- **Written exercise**: Find the lines holding the string "this" in the data, then copy all of them.

- **Records shown**:
====

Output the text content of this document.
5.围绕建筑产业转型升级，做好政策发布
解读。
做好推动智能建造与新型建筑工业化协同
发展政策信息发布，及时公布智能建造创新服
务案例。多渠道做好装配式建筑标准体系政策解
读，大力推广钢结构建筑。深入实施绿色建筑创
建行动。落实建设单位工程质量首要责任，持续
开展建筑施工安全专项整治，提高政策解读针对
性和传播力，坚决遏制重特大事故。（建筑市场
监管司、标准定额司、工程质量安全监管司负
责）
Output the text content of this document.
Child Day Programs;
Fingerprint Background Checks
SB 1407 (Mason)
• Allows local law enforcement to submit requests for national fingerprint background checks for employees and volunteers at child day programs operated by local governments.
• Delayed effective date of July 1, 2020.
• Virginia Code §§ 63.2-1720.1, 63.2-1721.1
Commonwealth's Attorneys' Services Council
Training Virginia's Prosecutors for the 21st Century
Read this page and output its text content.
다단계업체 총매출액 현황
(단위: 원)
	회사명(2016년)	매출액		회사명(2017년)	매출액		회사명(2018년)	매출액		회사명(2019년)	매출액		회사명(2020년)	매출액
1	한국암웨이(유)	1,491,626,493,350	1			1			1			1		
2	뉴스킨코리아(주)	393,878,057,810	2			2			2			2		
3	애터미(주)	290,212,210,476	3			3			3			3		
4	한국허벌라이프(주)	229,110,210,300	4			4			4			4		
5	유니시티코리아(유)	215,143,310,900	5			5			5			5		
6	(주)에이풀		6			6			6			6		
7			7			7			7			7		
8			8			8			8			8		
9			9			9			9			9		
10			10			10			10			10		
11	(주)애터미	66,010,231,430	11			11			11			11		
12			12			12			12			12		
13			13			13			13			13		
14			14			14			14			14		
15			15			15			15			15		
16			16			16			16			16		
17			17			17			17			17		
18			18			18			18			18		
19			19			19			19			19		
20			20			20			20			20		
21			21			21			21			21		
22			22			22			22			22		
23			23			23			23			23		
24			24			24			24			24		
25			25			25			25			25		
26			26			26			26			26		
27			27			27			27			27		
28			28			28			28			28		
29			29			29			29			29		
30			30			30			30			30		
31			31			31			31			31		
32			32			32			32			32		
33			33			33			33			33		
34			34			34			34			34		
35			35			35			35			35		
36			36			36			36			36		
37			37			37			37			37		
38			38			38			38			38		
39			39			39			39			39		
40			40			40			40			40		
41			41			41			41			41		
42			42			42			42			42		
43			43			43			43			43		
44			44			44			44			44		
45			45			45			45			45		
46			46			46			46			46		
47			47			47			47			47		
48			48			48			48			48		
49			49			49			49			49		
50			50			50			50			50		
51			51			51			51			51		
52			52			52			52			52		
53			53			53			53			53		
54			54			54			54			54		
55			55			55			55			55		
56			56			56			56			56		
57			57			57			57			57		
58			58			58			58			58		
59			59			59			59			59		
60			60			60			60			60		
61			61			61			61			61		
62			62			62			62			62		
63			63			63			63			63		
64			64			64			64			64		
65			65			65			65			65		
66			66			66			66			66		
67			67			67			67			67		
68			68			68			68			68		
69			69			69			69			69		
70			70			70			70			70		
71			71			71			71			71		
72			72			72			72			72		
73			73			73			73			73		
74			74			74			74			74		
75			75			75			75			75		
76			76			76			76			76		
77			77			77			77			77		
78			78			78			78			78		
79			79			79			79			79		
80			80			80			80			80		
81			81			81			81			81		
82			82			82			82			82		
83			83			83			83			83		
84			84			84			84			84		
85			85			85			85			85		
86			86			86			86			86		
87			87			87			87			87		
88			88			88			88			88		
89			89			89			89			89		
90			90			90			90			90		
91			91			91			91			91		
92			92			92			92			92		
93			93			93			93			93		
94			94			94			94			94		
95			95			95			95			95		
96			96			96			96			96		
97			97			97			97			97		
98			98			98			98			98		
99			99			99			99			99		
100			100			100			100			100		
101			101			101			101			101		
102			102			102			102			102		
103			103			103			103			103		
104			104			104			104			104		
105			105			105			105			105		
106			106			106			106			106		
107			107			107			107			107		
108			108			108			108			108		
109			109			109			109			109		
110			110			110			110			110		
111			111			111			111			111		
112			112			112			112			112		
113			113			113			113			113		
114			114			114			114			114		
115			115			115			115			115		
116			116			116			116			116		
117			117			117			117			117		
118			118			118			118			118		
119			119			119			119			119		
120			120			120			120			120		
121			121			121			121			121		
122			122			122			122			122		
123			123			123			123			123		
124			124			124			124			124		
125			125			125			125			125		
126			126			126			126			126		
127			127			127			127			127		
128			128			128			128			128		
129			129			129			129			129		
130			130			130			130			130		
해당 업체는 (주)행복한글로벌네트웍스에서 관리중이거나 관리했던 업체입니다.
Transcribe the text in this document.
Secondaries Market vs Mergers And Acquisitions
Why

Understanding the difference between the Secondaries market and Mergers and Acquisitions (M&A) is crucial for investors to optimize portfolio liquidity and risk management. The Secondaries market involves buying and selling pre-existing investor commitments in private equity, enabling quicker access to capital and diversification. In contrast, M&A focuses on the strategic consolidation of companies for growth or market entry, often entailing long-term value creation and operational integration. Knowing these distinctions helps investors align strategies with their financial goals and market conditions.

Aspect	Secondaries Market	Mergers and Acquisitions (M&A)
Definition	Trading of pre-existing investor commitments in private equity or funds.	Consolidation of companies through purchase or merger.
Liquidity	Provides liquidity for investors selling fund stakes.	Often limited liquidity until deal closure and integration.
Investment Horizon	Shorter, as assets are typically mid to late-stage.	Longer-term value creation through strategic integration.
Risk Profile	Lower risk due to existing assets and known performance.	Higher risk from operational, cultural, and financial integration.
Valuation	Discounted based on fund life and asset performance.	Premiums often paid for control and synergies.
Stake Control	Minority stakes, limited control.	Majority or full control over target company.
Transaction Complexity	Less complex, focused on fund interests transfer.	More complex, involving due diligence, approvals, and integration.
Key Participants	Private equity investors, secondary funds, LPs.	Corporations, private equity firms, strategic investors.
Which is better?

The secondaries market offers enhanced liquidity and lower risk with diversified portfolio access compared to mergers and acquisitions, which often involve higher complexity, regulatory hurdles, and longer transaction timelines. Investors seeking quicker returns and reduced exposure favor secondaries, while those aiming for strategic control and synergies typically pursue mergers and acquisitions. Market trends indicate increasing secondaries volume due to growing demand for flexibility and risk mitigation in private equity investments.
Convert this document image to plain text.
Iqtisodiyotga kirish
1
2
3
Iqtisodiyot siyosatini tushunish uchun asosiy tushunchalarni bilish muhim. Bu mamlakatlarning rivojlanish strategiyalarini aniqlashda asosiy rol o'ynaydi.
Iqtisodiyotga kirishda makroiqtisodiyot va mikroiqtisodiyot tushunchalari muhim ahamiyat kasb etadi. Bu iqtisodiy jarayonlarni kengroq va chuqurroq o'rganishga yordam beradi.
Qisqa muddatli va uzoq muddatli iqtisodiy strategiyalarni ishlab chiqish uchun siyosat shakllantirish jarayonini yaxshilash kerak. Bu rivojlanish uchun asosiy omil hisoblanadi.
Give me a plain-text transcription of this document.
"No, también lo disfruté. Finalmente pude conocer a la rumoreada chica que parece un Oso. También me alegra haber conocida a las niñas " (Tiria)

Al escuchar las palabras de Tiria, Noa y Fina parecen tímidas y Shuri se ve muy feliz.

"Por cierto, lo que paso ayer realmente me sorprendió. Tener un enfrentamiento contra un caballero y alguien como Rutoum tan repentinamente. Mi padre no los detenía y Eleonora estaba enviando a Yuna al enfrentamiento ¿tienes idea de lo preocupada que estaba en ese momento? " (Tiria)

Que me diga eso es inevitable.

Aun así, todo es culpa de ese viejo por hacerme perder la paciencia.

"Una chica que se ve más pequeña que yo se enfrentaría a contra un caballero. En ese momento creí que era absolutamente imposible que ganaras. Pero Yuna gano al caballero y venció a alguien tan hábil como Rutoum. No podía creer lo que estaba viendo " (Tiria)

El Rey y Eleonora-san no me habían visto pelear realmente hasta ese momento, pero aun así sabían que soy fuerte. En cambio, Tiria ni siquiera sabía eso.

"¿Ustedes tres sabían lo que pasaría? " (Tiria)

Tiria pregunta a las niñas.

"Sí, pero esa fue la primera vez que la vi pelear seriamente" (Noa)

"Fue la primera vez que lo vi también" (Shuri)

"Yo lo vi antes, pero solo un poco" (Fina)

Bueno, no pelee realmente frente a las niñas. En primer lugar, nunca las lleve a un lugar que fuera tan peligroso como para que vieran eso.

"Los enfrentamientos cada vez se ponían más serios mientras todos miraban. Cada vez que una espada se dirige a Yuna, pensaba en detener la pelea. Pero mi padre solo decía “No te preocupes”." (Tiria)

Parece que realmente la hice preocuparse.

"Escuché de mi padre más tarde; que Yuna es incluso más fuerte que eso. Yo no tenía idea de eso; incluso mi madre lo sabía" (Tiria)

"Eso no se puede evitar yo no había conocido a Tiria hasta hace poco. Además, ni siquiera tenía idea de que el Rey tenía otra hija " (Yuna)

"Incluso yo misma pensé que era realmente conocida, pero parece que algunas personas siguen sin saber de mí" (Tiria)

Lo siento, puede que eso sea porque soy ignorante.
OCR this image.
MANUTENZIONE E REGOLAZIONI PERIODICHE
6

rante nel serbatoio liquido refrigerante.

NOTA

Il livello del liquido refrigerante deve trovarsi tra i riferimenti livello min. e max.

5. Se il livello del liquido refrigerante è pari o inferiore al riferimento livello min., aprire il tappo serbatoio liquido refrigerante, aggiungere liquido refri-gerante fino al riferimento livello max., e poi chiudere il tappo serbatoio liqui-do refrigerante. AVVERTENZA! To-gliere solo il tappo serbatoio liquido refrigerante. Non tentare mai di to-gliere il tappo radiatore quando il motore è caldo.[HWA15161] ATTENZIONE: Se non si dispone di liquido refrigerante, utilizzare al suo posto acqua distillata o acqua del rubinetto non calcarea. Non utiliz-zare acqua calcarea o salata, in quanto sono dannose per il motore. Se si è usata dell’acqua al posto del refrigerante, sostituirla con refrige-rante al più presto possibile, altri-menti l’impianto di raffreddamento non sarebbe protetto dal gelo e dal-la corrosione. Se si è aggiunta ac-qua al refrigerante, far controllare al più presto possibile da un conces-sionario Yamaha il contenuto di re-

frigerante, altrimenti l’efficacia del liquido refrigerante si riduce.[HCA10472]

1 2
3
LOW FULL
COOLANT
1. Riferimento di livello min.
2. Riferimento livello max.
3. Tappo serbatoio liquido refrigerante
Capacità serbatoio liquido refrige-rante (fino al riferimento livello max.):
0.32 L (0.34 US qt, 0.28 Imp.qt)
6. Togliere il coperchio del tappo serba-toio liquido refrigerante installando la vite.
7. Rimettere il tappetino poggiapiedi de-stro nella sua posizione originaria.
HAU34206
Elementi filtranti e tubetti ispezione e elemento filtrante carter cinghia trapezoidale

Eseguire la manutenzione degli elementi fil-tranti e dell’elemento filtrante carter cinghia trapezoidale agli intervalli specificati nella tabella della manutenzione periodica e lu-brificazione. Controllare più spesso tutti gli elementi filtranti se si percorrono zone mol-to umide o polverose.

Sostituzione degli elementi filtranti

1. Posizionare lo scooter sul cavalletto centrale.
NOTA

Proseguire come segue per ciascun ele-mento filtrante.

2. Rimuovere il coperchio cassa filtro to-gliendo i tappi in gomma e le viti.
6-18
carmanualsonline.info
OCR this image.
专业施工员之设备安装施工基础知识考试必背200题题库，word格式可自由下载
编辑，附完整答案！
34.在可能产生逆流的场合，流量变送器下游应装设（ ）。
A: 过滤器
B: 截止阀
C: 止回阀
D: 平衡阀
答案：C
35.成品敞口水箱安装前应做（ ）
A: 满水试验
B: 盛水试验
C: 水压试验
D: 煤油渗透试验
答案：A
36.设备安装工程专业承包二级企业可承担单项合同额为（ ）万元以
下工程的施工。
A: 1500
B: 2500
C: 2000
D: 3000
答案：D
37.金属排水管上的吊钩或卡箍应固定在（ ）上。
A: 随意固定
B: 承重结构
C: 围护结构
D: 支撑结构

====

- **Output below**:
Output the text content of this document.
Output the text content of this document.
Read this page and output its text content.
Transcribe the text in this document.
Convert this document image to plain text.
Give me a plain-text transcription of this document.
OCR this image.
OCR this image.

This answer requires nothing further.